» **WORK TO DO**:
Repeat each record below exactly as given.
## start RECORD EXCERPTS
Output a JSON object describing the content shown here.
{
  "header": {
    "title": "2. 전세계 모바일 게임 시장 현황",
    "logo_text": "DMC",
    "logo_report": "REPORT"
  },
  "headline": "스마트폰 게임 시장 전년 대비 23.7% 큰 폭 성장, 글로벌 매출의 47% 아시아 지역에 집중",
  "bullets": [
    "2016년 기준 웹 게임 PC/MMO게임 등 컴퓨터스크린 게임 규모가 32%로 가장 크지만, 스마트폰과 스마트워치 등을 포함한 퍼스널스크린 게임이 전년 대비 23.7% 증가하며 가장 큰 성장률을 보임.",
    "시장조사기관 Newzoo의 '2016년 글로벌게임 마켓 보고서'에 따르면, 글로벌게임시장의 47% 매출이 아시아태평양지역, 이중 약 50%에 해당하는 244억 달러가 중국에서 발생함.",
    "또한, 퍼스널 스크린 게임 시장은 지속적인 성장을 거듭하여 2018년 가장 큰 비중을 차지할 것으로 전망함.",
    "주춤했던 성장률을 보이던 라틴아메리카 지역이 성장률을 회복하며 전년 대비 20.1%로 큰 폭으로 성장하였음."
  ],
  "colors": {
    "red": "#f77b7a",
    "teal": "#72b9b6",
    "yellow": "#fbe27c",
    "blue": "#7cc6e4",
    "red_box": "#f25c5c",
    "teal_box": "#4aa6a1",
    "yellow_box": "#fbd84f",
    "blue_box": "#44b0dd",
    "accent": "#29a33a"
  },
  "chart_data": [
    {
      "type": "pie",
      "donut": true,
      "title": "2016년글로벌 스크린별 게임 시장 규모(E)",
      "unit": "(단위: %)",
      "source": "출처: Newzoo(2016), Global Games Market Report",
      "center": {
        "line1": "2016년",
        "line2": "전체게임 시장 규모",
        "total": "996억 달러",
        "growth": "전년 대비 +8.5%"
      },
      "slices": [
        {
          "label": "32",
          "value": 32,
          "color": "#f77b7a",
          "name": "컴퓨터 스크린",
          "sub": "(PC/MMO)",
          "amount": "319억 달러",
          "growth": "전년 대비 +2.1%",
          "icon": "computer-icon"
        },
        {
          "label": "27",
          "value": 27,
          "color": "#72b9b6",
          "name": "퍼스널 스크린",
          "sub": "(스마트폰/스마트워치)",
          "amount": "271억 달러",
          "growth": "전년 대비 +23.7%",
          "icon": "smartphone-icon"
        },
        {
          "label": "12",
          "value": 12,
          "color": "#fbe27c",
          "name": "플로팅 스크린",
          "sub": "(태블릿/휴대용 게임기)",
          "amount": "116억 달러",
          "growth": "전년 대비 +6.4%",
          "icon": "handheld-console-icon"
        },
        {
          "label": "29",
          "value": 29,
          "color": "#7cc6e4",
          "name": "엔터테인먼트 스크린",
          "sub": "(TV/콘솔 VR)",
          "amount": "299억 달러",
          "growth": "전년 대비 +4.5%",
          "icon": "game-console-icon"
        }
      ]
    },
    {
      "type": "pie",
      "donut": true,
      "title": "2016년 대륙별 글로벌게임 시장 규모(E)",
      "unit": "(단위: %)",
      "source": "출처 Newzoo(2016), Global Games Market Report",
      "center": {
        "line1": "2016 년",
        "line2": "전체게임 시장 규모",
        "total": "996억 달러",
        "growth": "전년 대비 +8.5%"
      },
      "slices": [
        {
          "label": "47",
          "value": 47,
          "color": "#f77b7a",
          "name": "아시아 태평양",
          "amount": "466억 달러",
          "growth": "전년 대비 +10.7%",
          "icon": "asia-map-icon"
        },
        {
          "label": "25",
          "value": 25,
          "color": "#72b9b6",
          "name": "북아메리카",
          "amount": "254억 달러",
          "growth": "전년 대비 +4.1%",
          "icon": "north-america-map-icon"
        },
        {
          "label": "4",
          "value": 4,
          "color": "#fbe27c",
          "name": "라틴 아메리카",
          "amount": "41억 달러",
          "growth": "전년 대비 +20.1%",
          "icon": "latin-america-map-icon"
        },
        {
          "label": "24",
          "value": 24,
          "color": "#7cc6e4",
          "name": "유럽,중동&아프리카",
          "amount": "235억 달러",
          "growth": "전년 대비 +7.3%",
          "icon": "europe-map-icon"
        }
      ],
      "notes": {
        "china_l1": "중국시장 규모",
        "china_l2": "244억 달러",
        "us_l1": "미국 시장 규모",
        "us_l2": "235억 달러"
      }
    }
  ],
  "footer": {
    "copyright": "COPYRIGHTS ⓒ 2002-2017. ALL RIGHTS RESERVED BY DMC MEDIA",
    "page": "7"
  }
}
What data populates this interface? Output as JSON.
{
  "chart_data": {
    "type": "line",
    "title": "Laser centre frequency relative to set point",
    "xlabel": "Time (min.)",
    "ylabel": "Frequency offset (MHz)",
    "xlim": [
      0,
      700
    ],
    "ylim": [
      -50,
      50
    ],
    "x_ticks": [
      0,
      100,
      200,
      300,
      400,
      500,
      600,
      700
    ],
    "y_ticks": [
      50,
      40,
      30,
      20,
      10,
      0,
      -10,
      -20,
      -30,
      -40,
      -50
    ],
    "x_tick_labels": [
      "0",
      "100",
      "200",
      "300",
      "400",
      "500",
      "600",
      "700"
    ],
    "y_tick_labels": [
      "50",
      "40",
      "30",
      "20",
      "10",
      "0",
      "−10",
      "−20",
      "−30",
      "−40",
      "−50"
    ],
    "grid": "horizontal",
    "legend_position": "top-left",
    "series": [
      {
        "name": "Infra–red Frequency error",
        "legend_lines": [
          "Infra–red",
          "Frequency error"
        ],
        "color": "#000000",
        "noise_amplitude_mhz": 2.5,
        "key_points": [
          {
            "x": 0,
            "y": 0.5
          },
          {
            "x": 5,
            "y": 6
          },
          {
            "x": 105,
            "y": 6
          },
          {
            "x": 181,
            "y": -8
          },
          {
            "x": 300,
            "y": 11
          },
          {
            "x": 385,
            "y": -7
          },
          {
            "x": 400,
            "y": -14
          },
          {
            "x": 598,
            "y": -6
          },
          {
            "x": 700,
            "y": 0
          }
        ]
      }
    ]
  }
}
## end RECORD EXCERPTS
» **ANSWER FOR THIS EXERCISE**:
Output a JSON object describing the content shown here.
{
  "header": {
    "title": "2. 전세계 모바일 게임 시장 현황",
    "logo_text": "DMC",
    "logo_report": "REPORT"
  },
  "headline": "스마트폰 게임 시장 전년 대비 23.7% 큰 폭 성장, 글로벌 매출의 47% 아시아 지역에 집중",
  "bullets": [
    "2016년 기준 웹 게임 PC/MMO게임 등 컴퓨터스크린 게임 규모가 32%로 가장 크지만, 스마트폰과 스마트워치 등을 포함한 퍼스널스크린 게임이 전년 대비 23.7% 증가하며 가장 큰 성장률을 보임.",
    "시장조사기관 Newzoo의 '2016년 글로벌게임 마켓 보고서'에 따르면, 글로벌게임시장의 47% 매출이 아시아태평양지역, 이중 약 50%에 해당하는 244억 달러가 중국에서 발생함.",
    "또한, 퍼스널 스크린 게임 시장은 지속적인 성장을 거듭하여 2018년 가장 큰 비중을 차지할 것으로 전망함.",
    "주춤했던 성장률을 보이던 라틴아메리카 지역이 성장률을 회복하며 전년 대비 20.1%로 큰 폭으로 성장하였음."
  ],
  "colors": {
    "red": "#f77b7a",
    "teal": "#72b9b6",
    "yellow": "#fbe27c",
    "blue": "#7cc6e4",
    "red_box": "#f25c5c",
    "teal_box": "#4aa6a1",
    "yellow_box": "#fbd84f",
    "blue_box": "#44b0dd",
    "accent": "#29a33a"
  },
  "chart_data": [
    {
      "type": "pie",
      "donut": true,
      "title": "2016년글로벌 스크린별 게임 시장 규모(E)",
      "unit": "(단위: %)",
      "source": "출처: Newzoo(2016), Global Games Market Report",
      "center": {
        "line1": "2016년",
        "line2": "전체게임 시장 규모",
        "total": "996억 달러",
        "growth": "전년 대비 +8.5%"
      },
      "slices": [
        {
          "label": "32",
          "value": 32,
          "color": "#f77b7a",
          "name": "컴퓨터 스크린",
          "sub": "(PC/MMO)",
          "amount": "319억 달러",
          "growth": "전년 대비 +2.1%",
          "icon": "computer-icon"
        },
        {
          "label": "27",
          "value": 27,
          "color": "#72b9b6",
          "name": "퍼스널 스크린",
          "sub": "(스마트폰/스마트워치)",
          "amount": "271억 달러",
          "growth": "전년 대비 +23.7%",
          "icon": "smartphone-icon"
        },
        {
          "label": "12",
          "value": 12,
          "color": "#fbe27c",
          "name": "플로팅 스크린",
          "sub": "(태블릿/휴대용 게임기)",
          "amount": "116억 달러",
          "growth": "전년 대비 +6.4%",
          "icon": "handheld-console-icon"
        },
        {
          "label": "29",
          "value": 29,
          "color": "#7cc6e4",
          "name": "엔터테인먼트 스크린",
          "sub": "(TV/콘솔 VR)",
          "amount": "299억 달러",
          "growth": "전년 대비 +4.5%",
          "icon": "game-console-icon"
        }
      ]
    },
    {
      "type": "pie",
      "donut": true,
      "title": "2016년 대륙별 글로벌게임 시장 규모(E)",
      "unit": "(단위: %)",
      "source": "출처 Newzoo(2016), Global Games Market Report",
      "center": {
        "line1": "2016 년",
        "line2": "전체게임 시장 규모",
        "total": "996억 달러",
        "growth": "전년 대비 +8.5%"
      },
      "slices": [
        {
          "label": "47",
          "value": 47,
          "color": "#f77b7a",
          "name": "아시아 태평양",
          "amount": "466억 달러",
          "growth": "전년 대비 +10.7%",
          "icon": "asia-map-icon"
        },
        {
          "label": "25",
          "value": 25,
          "color": "#72b9b6",
          "name": "북아메리카",
          "amount": "254억 달러",
          "growth": "전년 대비 +4.1%",
          "icon": "north-america-map-icon"
        },
        {
          "label": "4",
          "value": 4,
          "color": "#fbe27c",
          "name": "라틴 아메리카",
          "amount": "41억 달러",
          "growth": "전년 대비 +20.1%",
          "icon": "latin-america-map-icon"
        },
        {
          "label": "24",
          "value": 24,
          "color": "#7cc6e4",
          "name": "유럽,중동&아프리카",
          "amount": "235억 달러",
          "growth": "전년 대비 +7.3%",
          "icon": "europe-map-icon"
        }
      ],
      "notes": {
        "china_l1": "중국시장 규모",
        "china_l2": "244억 달러",
        "us_l1": "미국 시장 규모",
        "us_l2": "235억 달러"
      }
    }
  ],
  "footer": {
    "copyright": "COPYRIGHTS ⓒ 2002-2017. ALL RIGHTS RESERVED BY DMC MEDIA",
    "page": "7"
  }
}
What data populates this interface? Output as JSON.
{
  "chart_data": {
    "type": "line",
    "title": "Laser centre frequency relative to set point",
    "xlabel": "Time (min.)",
    "ylabel": "Frequency offset (MHz)",
    "xlim": [
      0,
      700
    ],
    "ylim": [
      -50,
      50
    ],
    "x_ticks": [
      0,
      100,
      200,
      300,
      400,
      500,
      600,
      700
    ],
    "y_ticks": [
      50,
      40,
      30,
      20,
      10,
      0,
      -10,
      -20,
      -30,
      -40,
      -50
    ],
    "x_tick_labels": [
      "0",
      "100",
      "200",
      "300",
      "400",
      "500",
      "600",
      "700"
    ],
    "y_tick_labels": [
      "50",
      "40",
      "30",
      "20",
      "10",
      "0",
      "−10",
      "−20",
      "−30",
      "−40",
      "−50"
    ],
    "grid": "horizontal",
    "legend_position": "top-left",
    "series": [
      {
        "name": "Infra–red Frequency error",
        "legend_lines": [
          "Infra–red",
          "Frequency error"
        ],
        "color": "#000000",
        "noise_amplitude_mhz": 2.5,
        "key_points": [
          {
            "x": 0,
            "y": 0.5
          },
          {
            "x": 5,
            "y": 6
          },
          {
            "x": 105,
            "y": 6
          },
          {
            "x": 181,
            "y": -8
          },
          {
            "x": 300,
            "y": 11
          },
          {
            "x": 385,
            "y": -7
          },
          {
            "x": 400,
            "y": -14
          },
          {
            "x": 598,
            "y": -6
          },
          {
            "x": 700,
            "y": 0
          }
        ]
      }
    ]
  }
}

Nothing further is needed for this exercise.